Output every entry exactly as given.

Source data
========
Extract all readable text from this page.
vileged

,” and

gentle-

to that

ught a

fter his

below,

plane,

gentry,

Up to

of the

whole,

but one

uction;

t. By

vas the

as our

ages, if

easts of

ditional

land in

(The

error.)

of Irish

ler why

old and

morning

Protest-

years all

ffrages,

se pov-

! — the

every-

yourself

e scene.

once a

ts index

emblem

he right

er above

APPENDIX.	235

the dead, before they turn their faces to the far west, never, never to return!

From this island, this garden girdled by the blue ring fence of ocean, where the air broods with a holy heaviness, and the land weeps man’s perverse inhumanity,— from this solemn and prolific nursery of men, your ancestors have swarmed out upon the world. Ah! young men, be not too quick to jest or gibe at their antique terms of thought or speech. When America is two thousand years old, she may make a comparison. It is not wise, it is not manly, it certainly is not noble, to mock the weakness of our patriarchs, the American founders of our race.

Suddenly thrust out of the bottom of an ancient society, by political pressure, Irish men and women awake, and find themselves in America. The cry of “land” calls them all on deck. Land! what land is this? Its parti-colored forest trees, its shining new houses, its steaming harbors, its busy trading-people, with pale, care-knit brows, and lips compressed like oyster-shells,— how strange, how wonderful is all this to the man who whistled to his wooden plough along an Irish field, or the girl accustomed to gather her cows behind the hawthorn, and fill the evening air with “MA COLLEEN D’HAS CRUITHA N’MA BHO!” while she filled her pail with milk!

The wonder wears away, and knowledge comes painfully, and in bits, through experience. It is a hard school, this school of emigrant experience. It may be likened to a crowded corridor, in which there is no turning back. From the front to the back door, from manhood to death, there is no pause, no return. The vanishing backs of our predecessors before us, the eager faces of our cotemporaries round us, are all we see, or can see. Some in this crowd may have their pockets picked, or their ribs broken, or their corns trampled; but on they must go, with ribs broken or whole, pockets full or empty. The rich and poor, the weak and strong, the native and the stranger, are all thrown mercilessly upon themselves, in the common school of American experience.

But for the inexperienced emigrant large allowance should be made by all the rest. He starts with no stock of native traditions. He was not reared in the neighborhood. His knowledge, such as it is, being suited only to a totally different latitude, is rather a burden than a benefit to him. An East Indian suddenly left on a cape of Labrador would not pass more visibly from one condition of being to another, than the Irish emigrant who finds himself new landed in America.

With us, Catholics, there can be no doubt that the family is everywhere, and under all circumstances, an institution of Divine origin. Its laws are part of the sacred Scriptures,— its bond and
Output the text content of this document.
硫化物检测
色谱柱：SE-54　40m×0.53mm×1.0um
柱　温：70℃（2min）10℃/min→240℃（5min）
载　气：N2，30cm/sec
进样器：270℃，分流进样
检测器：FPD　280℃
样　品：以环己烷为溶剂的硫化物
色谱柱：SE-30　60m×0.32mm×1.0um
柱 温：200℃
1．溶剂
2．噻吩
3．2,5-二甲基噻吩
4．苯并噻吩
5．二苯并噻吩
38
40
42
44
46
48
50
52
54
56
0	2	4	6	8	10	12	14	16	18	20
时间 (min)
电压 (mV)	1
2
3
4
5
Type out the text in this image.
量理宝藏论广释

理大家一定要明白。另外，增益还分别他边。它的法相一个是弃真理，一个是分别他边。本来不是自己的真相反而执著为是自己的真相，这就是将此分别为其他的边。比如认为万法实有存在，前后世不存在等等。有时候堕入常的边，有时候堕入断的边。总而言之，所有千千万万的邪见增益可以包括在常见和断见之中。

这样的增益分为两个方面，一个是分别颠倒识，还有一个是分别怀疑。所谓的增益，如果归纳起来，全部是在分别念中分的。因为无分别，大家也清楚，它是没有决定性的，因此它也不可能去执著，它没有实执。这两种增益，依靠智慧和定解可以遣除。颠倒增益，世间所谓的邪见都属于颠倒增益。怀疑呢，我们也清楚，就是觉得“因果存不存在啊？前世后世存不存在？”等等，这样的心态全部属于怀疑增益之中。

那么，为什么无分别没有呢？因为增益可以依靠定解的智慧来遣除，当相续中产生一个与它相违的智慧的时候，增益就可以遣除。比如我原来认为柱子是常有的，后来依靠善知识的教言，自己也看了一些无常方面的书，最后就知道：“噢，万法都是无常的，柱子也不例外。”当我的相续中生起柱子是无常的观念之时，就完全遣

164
========
SOLUTION
Extract all readable text from this page.
vileged

,” and

gentle-

to that

ught a

fter his

below,

plane,

gentry,

Up to

of the

whole,

but one

uction;

t. By

vas the

as our

ages, if

easts of

ditional

land in

(The

error.)

of Irish

ler why

old and

morning

Protest-

years all

ffrages,

se pov-

! — the

every-

yourself

e scene.

once a

ts index

emblem

he right

er above

APPENDIX.	235

the dead, before they turn their faces to the far west, never, never to return!

From this island, this garden girdled by the blue ring fence of ocean, where the air broods with a holy heaviness, and the land weeps man’s perverse inhumanity,— from this solemn and prolific nursery of men, your ancestors have swarmed out upon the world. Ah! young men, be not too quick to jest or gibe at their antique terms of thought or speech. When America is two thousand years old, she may make a comparison. It is not wise, it is not manly, it certainly is not noble, to mock the weakness of our patriarchs, the American founders of our race.

Suddenly thrust out of the bottom of an ancient society, by political pressure, Irish men and women awake, and find themselves in America. The cry of “land” calls them all on deck. Land! what land is this? Its parti-colored forest trees, its shining new houses, its steaming harbors, its busy trading-people, with pale, care-knit brows, and lips compressed like oyster-shells,— how strange, how wonderful is all this to the man who whistled to his wooden plough along an Irish field, or the girl accustomed to gather her cows behind the hawthorn, and fill the evening air with “MA COLLEEN D’HAS CRUITHA N’MA BHO!” while she filled her pail with milk!

The wonder wears away, and knowledge comes painfully, and in bits, through experience. It is a hard school, this school of emigrant experience. It may be likened to a crowded corridor, in which there is no turning back. From the front to the back door, from manhood to death, there is no pause, no return. The vanishing backs of our predecessors before us, the eager faces of our cotemporaries round us, are all we see, or can see. Some in this crowd may have their pockets picked, or their ribs broken, or their corns trampled; but on they must go, with ribs broken or whole, pockets full or empty. The rich and poor, the weak and strong, the native and the stranger, are all thrown mercilessly upon themselves, in the common school of American experience.

But for the inexperienced emigrant large allowance should be made by all the rest. He starts with no stock of native traditions. He was not reared in the neighborhood. His knowledge, such as it is, being suited only to a totally different latitude, is rather a burden than a benefit to him. An East Indian suddenly left on a cape of Labrador would not pass more visibly from one condition of being to another, than the Irish emigrant who finds himself new landed in America.

With us, Catholics, there can be no doubt that the family is everywhere, and under all circumstances, an institution of Divine origin. Its laws are part of the sacred Scriptures,— its bond and
Output the text content of this document.
硫化物检测
色谱柱：SE-54　40m×0.53mm×1.0um
柱　温：70℃（2min）10℃/min→240℃（5min）
载　气：N2，30cm/sec
进样器：270℃，分流进样
检测器：FPD　280℃
样　品：以环己烷为溶剂的硫化物
色谱柱：SE-30　60m×0.32mm×1.0um
柱 温：200℃
1．溶剂
2．噻吩
3．2,5-二甲基噻吩
4．苯并噻吩
5．二苯并噻吩
38
40
42
44
46
48
50
52
54
56
0	2	4	6	8	10	12	14	16	18	20
时间 (min)
电压 (mV)	1
2
3
4
5
Type out the text in this image.
量理宝藏论广释

理大家一定要明白。另外，增益还分别他边。它的法相一个是弃真理，一个是分别他边。本来不是自己的真相反而执著为是自己的真相，这就是将此分别为其他的边。比如认为万法实有存在，前后世不存在等等。有时候堕入常的边，有时候堕入断的边。总而言之，所有千千万万的邪见增益可以包括在常见和断见之中。

这样的增益分为两个方面，一个是分别颠倒识，还有一个是分别怀疑。所谓的增益，如果归纳起来，全部是在分别念中分的。因为无分别，大家也清楚，它是没有决定性的，因此它也不可能去执著，它没有实执。这两种增益，依靠智慧和定解可以遣除。颠倒增益，世间所谓的邪见都属于颠倒增益。怀疑呢，我们也清楚，就是觉得“因果存不存在啊？前世后世存不存在？”等等，这样的心态全部属于怀疑增益之中。

那么，为什么无分别没有呢？因为增益可以依靠定解的智慧来遣除，当相续中产生一个与它相违的智慧的时候，增益就可以遣除。比如我原来认为柱子是常有的，后来依靠善知识的教言，自己也看了一些无常方面的书，最后就知道：“噢，万法都是无常的，柱子也不例外。”当我的相续中生起柱子是无常的观念之时，就完全遣

164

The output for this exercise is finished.